TASK GOAL => Pull out every line in the data that has the string "indeed" in it.

[Lines of data]
▼

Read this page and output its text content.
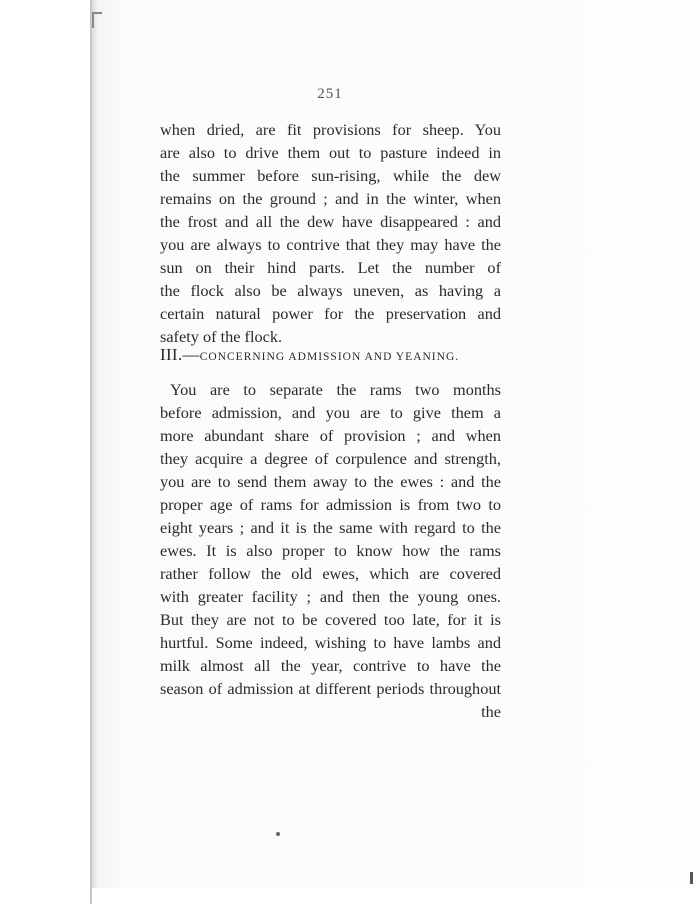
251
when dried, are fit provisions for sheep. You
are also to drive them out to pasture indeed in
the summer before sun-rising, while the dew
remains on the ground ; and in the winter, when
the frost and all the dew have disappeared : and
you are always to contrive that they may have the
sun on their hind parts. Let the number of
the flock also be always uneven, as having a
certain natural power for the preservation and
safety of the flock.
III.—CONCERNING ADMISSION AND YEANING.
You are to separate the rams two months
before admission, and you are to give them a
more abundant share of provision ; and when
they acquire a degree of corpulence and strength,
you are to send them away to the ewes : and the
proper age of rams for admission is from two to
eight years ; and it is the same with regard to the
ewes. It is also proper to know how the rams
rather follow the old ewes, which are covered
with greater facility ; and then the young ones.
But they are not to be covered too late, for it is
hurtful. Some indeed, wishing to have lambs and
milk almost all the year, contrive to have the
season of admission at different periods throughout
the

▲

THE RESULT =>
are also to drive them out to pasture indeed in
hurtful. Some indeed, wishing to have lambs and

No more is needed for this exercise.